*What the task asks*. Drop every picture and give the entries back exactly.

*Supplied records*.

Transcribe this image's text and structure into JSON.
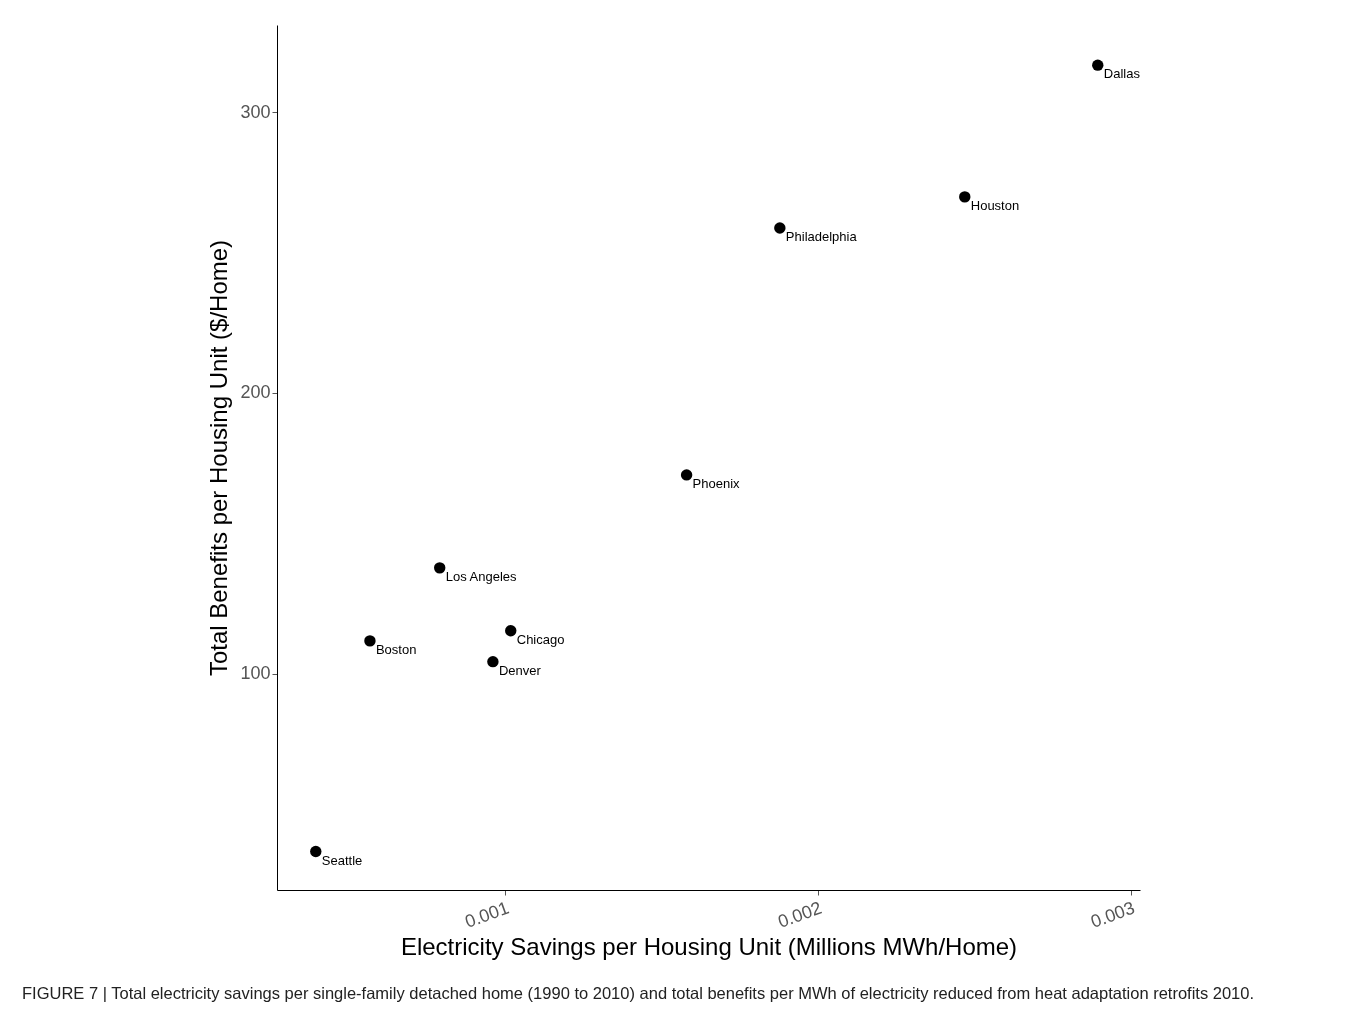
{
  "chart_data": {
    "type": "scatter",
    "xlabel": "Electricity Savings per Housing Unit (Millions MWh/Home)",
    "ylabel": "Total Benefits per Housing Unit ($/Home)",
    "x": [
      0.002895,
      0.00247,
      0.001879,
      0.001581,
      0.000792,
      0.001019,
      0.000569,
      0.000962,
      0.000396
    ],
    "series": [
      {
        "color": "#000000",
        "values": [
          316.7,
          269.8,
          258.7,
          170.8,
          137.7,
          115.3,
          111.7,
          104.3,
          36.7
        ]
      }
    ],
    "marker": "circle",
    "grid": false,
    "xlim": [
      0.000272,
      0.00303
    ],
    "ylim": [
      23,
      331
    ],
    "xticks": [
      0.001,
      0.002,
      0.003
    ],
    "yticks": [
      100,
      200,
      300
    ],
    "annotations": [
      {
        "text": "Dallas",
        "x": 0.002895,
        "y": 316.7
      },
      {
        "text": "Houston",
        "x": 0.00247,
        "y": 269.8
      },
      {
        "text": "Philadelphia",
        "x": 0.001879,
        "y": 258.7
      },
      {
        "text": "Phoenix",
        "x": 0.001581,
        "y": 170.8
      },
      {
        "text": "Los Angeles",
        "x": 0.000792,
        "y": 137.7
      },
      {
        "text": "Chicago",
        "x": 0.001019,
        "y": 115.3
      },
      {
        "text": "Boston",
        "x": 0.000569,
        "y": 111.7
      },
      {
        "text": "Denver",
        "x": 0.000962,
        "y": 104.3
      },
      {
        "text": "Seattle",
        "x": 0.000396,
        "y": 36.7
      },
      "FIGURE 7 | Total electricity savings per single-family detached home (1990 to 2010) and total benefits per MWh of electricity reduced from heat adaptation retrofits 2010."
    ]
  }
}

*Final answer*.
Transcribe this image's text and structure into JSON.
{
  "chart_data": {
    "type": "scatter",
    "xlabel": "Electricity Savings per Housing Unit (Millions MWh/Home)",
    "ylabel": "Total Benefits per Housing Unit ($/Home)",
    "x": [
      0.002895,
      0.00247,
      0.001879,
      0.001581,
      0.000792,
      0.001019,
      0.000569,
      0.000962,
      0.000396
    ],
    "series": [
      {
        "color": "#000000",
        "values": [
          316.7,
          269.8,
          258.7,
          170.8,
          137.7,
          115.3,
          111.7,
          104.3,
          36.7
        ]
      }
    ],
    "marker": "circle",
    "grid": false,
    "xlim": [
      0.000272,
      0.00303
    ],
    "ylim": [
      23,
      331
    ],
    "xticks": [
      0.001,
      0.002,
      0.003
    ],
    "yticks": [
      100,
      200,
      300
    ],
    "annotations": [
      {
        "text": "Dallas",
        "x": 0.002895,
        "y": 316.7
      },
      {
        "text": "Houston",
        "x": 0.00247,
        "y": 269.8
      },
      {
        "text": "Philadelphia",
        "x": 0.001879,
        "y": 258.7
      },
      {
        "text": "Phoenix",
        "x": 0.001581,
        "y": 170.8
      },
      {
        "text": "Los Angeles",
        "x": 0.000792,
        "y": 137.7
      },
      {
        "text": "Chicago",
        "x": 0.001019,
        "y": 115.3
      },
      {
        "text": "Boston",
        "x": 0.000569,
        "y": 111.7
      },
      {
        "text": "Denver",
        "x": 0.000962,
        "y": 104.3
      },
      {
        "text": "Seattle",
        "x": 0.000396,
        "y": 36.7
      },
      "FIGURE 7 | Total electricity savings per single-family detached home (1990 to 2010) and total benefits per MWh of electricity reduced from heat adaptation retrofits 2010."
    ]
  }
}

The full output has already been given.